§ Records shown:
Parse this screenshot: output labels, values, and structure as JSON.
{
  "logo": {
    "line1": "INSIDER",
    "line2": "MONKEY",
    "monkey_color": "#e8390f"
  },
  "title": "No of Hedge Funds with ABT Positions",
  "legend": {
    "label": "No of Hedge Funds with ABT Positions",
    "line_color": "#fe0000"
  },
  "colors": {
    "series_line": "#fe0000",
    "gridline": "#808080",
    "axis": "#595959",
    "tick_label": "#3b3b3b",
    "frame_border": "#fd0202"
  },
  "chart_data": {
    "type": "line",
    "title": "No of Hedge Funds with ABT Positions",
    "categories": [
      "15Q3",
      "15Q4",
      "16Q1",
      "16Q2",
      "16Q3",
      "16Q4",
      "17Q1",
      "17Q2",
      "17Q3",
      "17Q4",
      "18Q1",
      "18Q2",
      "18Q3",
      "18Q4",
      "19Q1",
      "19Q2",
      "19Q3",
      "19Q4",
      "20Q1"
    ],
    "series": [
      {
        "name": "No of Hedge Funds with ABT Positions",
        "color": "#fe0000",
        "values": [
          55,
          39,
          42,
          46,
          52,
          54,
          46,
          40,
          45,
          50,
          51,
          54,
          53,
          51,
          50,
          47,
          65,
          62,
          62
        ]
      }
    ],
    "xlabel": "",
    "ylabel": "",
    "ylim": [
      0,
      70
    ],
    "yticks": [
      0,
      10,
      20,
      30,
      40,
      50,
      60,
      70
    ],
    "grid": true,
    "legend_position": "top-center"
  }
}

§ Exercise requirements:
Recopy all the lines exactly as they appear.

§ Full output:
Parse this screenshot: output labels, values, and structure as JSON.
{
  "logo": {
    "line1": "INSIDER",
    "line2": "MONKEY",
    "monkey_color": "#e8390f"
  },
  "title": "No of Hedge Funds with ABT Positions",
  "legend": {
    "label": "No of Hedge Funds with ABT Positions",
    "line_color": "#fe0000"
  },
  "colors": {
    "series_line": "#fe0000",
    "gridline": "#808080",
    "axis": "#595959",
    "tick_label": "#3b3b3b",
    "frame_border": "#fd0202"
  },
  "chart_data": {
    "type": "line",
    "title": "No of Hedge Funds with ABT Positions",
    "categories": [
      "15Q3",
      "15Q4",
      "16Q1",
      "16Q2",
      "16Q3",
      "16Q4",
      "17Q1",
      "17Q2",
      "17Q3",
      "17Q4",
      "18Q1",
      "18Q2",
      "18Q3",
      "18Q4",
      "19Q1",
      "19Q2",
      "19Q3",
      "19Q4",
      "20Q1"
    ],
    "series": [
      {
        "name": "No of Hedge Funds with ABT Positions",
        "color": "#fe0000",
        "values": [
          55,
          39,
          42,
          46,
          52,
          54,
          46,
          40,
          45,
          50,
          51,
          54,
          53,
          51,
          50,
          47,
          65,
          62,
          62
        ]
      }
    ],
    "xlabel": "",
    "ylabel": "",
    "ylim": [
      0,
      70
    ],
    "yticks": [
      0,
      10,
      20,
      30,
      40,
      50,
      60,
      70
    ],
    "grid": true,
    "legend_position": "top-center"
  }
}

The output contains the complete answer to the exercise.